* BEGIN Supplied material *
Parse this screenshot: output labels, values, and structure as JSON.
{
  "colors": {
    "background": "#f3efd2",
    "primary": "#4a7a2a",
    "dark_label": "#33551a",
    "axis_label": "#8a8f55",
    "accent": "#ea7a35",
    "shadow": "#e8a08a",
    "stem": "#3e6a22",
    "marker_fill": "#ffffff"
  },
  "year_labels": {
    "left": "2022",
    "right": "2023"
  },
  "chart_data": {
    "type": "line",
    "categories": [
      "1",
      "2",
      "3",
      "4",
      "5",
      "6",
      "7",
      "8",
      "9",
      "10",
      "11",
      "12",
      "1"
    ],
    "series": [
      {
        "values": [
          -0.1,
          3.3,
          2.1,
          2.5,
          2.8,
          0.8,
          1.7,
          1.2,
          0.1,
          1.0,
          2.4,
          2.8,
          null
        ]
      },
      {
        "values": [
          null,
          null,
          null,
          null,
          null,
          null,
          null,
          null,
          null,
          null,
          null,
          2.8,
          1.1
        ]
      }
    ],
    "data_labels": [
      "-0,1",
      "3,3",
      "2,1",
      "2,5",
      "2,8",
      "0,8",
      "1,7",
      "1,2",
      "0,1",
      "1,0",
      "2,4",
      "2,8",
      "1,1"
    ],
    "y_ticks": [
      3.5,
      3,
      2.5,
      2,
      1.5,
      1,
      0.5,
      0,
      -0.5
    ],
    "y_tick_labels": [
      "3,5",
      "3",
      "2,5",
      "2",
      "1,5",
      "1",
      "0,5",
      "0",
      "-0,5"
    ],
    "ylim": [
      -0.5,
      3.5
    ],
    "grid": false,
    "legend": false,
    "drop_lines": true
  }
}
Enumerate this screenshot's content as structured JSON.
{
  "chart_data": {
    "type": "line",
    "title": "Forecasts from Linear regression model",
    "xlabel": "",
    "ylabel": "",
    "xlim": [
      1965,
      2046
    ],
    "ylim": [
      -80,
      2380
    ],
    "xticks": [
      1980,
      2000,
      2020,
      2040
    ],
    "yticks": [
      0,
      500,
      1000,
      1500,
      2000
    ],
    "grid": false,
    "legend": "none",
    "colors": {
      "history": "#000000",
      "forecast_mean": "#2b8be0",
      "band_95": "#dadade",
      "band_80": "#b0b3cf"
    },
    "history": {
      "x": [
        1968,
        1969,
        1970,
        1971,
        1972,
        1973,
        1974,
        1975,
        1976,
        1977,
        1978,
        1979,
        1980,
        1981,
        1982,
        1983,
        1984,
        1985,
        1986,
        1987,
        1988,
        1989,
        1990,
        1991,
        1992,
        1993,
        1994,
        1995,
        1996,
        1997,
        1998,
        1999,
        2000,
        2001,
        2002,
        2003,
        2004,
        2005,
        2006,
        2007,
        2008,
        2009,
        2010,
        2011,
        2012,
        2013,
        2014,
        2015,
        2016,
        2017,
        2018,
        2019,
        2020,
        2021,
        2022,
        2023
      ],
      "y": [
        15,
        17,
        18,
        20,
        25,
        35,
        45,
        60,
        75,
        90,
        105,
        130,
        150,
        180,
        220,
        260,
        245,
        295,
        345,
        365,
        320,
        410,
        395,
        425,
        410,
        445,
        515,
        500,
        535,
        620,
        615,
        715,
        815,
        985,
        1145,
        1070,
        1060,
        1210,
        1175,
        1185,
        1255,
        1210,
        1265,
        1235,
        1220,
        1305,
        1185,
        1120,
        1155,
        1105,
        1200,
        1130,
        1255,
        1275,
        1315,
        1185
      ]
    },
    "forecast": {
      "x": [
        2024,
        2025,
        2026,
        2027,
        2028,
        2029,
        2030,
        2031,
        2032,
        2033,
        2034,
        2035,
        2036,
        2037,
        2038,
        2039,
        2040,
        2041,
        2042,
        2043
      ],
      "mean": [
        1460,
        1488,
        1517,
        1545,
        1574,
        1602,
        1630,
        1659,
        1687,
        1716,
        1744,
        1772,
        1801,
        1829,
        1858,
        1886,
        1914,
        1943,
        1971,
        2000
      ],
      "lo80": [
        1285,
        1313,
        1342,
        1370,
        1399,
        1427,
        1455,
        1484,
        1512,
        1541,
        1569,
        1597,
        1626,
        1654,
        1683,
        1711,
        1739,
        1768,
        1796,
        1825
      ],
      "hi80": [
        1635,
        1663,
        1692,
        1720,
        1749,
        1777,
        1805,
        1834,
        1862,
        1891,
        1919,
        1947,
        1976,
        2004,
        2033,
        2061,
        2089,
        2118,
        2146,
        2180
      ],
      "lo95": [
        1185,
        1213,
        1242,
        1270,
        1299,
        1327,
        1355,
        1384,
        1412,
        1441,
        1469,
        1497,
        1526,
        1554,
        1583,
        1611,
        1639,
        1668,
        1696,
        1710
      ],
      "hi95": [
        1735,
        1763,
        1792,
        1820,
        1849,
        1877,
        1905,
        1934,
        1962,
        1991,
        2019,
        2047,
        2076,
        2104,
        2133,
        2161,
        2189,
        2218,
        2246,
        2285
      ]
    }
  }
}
* END Supplied material *
Transcribe the entire listing above precisely.

* _Result of this exercise_:
Parse this screenshot: output labels, values, and structure as JSON.
{
  "colors": {
    "background": "#f3efd2",
    "primary": "#4a7a2a",
    "dark_label": "#33551a",
    "axis_label": "#8a8f55",
    "accent": "#ea7a35",
    "shadow": "#e8a08a",
    "stem": "#3e6a22",
    "marker_fill": "#ffffff"
  },
  "year_labels": {
    "left": "2022",
    "right": "2023"
  },
  "chart_data": {
    "type": "line",
    "categories": [
      "1",
      "2",
      "3",
      "4",
      "5",
      "6",
      "7",
      "8",
      "9",
      "10",
      "11",
      "12",
      "1"
    ],
    "series": [
      {
        "values": [
          -0.1,
          3.3,
          2.1,
          2.5,
          2.8,
          0.8,
          1.7,
          1.2,
          0.1,
          1.0,
          2.4,
          2.8,
          null
        ]
      },
      {
        "values": [
          null,
          null,
          null,
          null,
          null,
          null,
          null,
          null,
          null,
          null,
          null,
          2.8,
          1.1
        ]
      }
    ],
    "data_labels": [
      "-0,1",
      "3,3",
      "2,1",
      "2,5",
      "2,8",
      "0,8",
      "1,7",
      "1,2",
      "0,1",
      "1,0",
      "2,4",
      "2,8",
      "1,1"
    ],
    "y_ticks": [
      3.5,
      3,
      2.5,
      2,
      1.5,
      1,
      0.5,
      0,
      -0.5
    ],
    "y_tick_labels": [
      "3,5",
      "3",
      "2,5",
      "2",
      "1,5",
      "1",
      "0,5",
      "0",
      "-0,5"
    ],
    "ylim": [
      -0.5,
      3.5
    ],
    "grid": false,
    "legend": false,
    "drop_lines": true
  }
}
Enumerate this screenshot's content as structured JSON.
{
  "chart_data": {
    "type": "line",
    "title": "Forecasts from Linear regression model",
    "xlabel": "",
    "ylabel": "",
    "xlim": [
      1965,
      2046
    ],
    "ylim": [
      -80,
      2380
    ],
    "xticks": [
      1980,
      2000,
      2020,
      2040
    ],
    "yticks": [
      0,
      500,
      1000,
      1500,
      2000
    ],
    "grid": false,
    "legend": "none",
    "colors": {
      "history": "#000000",
      "forecast_mean": "#2b8be0",
      "band_95": "#dadade",
      "band_80": "#b0b3cf"
    },
    "history": {
      "x": [
        1968,
        1969,
        1970,
        1971,
        1972,
        1973,
        1974,
        1975,
        1976,
        1977,
        1978,
        1979,
        1980,
        1981,
        1982,
        1983,
        1984,
        1985,
        1986,
        1987,
        1988,
        1989,
        1990,
        1991,
        1992,
        1993,
        1994,
        1995,
        1996,
        1997,
        1998,
        1999,
        2000,
        2001,
        2002,
        2003,
        2004,
        2005,
        2006,
        2007,
        2008,
        2009,
        2010,
        2011,
        2012,
        2013,
        2014,
        2015,
        2016,
        2017,
        2018,
        2019,
        2020,
        2021,
        2022,
        2023
      ],
      "y": [
        15,
        17,
        18,
        20,
        25,
        35,
        45,
        60,
        75,
        90,
        105,
        130,
        150,
        180,
        220,
        260,
        245,
        295,
        345,
        365,
        320,
        410,
        395,
        425,
        410,
        445,
        515,
        500,
        535,
        620,
        615,
        715,
        815,
        985,
        1145,
        1070,
        1060,
        1210,
        1175,
        1185,
        1255,
        1210,
        1265,
        1235,
        1220,
        1305,
        1185,
        1120,
        1155,
        1105,
        1200,
        1130,
        1255,
        1275,
        1315,
        1185
      ]
    },
    "forecast": {
      "x": [
        2024,
        2025,
        2026,
        2027,
        2028,
        2029,
        2030,
        2031,
        2032,
        2033,
        2034,
        2035,
        2036,
        2037,
        2038,
        2039,
        2040,
        2041,
        2042,
        2043
      ],
      "mean": [
        1460,
        1488,
        1517,
        1545,
        1574,
        1602,
        1630,
        1659,
        1687,
        1716,
        1744,
        1772,
        1801,
        1829,
        1858,
        1886,
        1914,
        1943,
        1971,
        2000
      ],
      "lo80": [
        1285,
        1313,
        1342,
        1370,
        1399,
        1427,
        1455,
        1484,
        1512,
        1541,
        1569,
        1597,
        1626,
        1654,
        1683,
        1711,
        1739,
        1768,
        1796,
        1825
      ],
      "hi80": [
        1635,
        1663,
        1692,
        1720,
        1749,
        1777,
        1805,
        1834,
        1862,
        1891,
        1919,
        1947,
        1976,
        2004,
        2033,
        2061,
        2089,
        2118,
        2146,
        2180
      ],
      "lo95": [
        1185,
        1213,
        1242,
        1270,
        1299,
        1327,
        1355,
        1384,
        1412,
        1441,
        1469,
        1497,
        1526,
        1554,
        1583,
        1611,
        1639,
        1668,
        1696,
        1710
      ],
      "hi95": [
        1735,
        1763,
        1792,
        1820,
        1849,
        1877,
        1905,
        1934,
        1962,
        1991,
        2019,
        2047,
        2076,
        2104,
        2133,
        2161,
        2189,
        2218,
        2246,
        2285
      ]
    }
  }
}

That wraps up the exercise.